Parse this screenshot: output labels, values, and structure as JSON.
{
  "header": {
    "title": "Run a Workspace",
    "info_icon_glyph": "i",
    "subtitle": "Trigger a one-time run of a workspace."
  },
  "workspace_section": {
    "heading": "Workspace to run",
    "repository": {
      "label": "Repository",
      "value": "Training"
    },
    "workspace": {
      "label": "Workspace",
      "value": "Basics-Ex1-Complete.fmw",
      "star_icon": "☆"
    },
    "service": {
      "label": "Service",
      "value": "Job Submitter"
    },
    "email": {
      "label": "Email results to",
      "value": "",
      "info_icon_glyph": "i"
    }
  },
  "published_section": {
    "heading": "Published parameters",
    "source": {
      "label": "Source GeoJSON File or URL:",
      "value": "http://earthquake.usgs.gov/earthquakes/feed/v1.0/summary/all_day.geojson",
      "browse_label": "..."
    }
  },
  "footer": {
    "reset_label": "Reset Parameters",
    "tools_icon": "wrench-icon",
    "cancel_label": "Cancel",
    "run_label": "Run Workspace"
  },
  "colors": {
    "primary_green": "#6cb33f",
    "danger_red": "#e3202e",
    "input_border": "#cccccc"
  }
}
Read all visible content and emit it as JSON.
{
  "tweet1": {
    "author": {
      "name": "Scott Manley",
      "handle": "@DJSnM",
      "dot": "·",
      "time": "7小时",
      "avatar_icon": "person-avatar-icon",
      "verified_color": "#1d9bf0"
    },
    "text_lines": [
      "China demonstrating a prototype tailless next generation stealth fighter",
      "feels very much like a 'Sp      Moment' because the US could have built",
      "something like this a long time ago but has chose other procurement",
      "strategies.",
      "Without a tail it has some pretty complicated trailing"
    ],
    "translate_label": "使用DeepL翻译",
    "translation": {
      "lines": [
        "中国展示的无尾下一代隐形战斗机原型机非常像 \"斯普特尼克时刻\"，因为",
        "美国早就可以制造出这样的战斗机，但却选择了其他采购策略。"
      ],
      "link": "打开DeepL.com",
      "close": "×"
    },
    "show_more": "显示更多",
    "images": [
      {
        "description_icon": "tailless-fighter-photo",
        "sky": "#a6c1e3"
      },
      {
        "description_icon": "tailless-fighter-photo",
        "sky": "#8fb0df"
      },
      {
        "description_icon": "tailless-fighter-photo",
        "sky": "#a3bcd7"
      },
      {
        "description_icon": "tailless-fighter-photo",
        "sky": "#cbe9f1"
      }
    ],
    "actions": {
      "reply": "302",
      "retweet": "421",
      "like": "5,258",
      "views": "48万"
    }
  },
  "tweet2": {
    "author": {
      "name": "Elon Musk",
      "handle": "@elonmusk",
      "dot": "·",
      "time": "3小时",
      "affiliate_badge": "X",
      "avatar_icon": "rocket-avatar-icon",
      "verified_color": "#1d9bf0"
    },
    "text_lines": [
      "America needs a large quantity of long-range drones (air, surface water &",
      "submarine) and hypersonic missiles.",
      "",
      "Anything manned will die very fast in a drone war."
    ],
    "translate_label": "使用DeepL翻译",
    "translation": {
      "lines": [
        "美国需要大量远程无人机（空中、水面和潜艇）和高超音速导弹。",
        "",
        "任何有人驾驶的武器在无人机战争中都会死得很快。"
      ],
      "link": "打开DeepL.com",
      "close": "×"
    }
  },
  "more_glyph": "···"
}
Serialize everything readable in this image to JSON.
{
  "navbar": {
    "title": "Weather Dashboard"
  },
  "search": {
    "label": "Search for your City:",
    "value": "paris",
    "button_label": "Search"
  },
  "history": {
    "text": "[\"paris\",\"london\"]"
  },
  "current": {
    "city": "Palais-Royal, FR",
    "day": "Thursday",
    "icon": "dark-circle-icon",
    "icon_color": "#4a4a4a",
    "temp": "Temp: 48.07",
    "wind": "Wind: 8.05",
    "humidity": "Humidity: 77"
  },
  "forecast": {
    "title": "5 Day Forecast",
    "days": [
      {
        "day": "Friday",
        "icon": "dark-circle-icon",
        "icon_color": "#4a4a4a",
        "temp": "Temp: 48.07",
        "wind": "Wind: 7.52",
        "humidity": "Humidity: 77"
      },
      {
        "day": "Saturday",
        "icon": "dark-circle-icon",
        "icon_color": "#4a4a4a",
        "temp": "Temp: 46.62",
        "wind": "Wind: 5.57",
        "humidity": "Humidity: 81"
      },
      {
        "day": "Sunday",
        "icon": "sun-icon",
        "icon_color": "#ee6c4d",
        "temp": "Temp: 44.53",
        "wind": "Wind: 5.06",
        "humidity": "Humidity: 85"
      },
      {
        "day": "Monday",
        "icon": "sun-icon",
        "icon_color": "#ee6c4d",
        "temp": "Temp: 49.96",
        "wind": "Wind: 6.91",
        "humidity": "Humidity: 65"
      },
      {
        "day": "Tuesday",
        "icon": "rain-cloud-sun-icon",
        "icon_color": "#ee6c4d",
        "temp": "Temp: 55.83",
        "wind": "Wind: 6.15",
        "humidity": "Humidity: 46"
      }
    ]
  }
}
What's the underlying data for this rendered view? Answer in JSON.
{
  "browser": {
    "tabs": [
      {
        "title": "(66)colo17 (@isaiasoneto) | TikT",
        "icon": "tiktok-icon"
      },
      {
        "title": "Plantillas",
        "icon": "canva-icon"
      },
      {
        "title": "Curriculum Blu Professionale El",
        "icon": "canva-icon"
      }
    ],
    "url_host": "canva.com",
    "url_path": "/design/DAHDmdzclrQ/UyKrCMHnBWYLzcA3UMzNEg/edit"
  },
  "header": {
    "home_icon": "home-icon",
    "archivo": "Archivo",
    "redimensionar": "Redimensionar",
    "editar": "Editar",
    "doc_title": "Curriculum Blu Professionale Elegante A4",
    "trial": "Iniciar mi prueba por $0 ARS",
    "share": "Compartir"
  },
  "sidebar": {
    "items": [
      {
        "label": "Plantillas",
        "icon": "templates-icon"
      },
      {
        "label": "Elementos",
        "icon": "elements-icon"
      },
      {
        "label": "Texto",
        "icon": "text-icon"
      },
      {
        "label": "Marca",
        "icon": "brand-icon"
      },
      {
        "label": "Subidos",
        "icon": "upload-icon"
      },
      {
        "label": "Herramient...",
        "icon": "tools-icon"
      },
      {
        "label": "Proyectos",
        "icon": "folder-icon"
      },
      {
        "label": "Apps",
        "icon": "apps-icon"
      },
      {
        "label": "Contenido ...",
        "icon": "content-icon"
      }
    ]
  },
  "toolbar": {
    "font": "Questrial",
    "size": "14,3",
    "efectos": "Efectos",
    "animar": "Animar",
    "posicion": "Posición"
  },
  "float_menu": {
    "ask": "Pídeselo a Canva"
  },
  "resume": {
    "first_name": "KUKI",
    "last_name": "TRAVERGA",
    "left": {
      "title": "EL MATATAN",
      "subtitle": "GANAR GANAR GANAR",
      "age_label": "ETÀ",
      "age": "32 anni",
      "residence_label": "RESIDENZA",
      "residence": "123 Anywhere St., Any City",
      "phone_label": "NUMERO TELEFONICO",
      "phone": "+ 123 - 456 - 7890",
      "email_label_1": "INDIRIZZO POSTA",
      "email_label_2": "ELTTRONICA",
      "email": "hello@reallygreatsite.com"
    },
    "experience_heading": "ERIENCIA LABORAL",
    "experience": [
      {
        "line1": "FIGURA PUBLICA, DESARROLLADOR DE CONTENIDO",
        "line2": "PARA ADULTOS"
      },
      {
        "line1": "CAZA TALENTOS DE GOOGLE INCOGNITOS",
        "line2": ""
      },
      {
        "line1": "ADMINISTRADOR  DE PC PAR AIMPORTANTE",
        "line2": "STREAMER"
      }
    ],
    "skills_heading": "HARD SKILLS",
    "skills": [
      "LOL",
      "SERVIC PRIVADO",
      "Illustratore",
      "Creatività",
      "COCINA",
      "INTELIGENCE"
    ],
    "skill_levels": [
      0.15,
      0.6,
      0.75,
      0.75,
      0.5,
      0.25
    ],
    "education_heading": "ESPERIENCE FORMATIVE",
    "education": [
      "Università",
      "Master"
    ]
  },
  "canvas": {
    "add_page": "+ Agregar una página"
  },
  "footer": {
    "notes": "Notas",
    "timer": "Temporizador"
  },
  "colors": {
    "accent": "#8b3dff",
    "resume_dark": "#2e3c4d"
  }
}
▬▬▬▬▬▬
EXERCISE DETAILS:
Identify and copy all lines with the word "content".

THE REPLY:
Read all visible content and emit it as JSON.
        "icon": "content-icon"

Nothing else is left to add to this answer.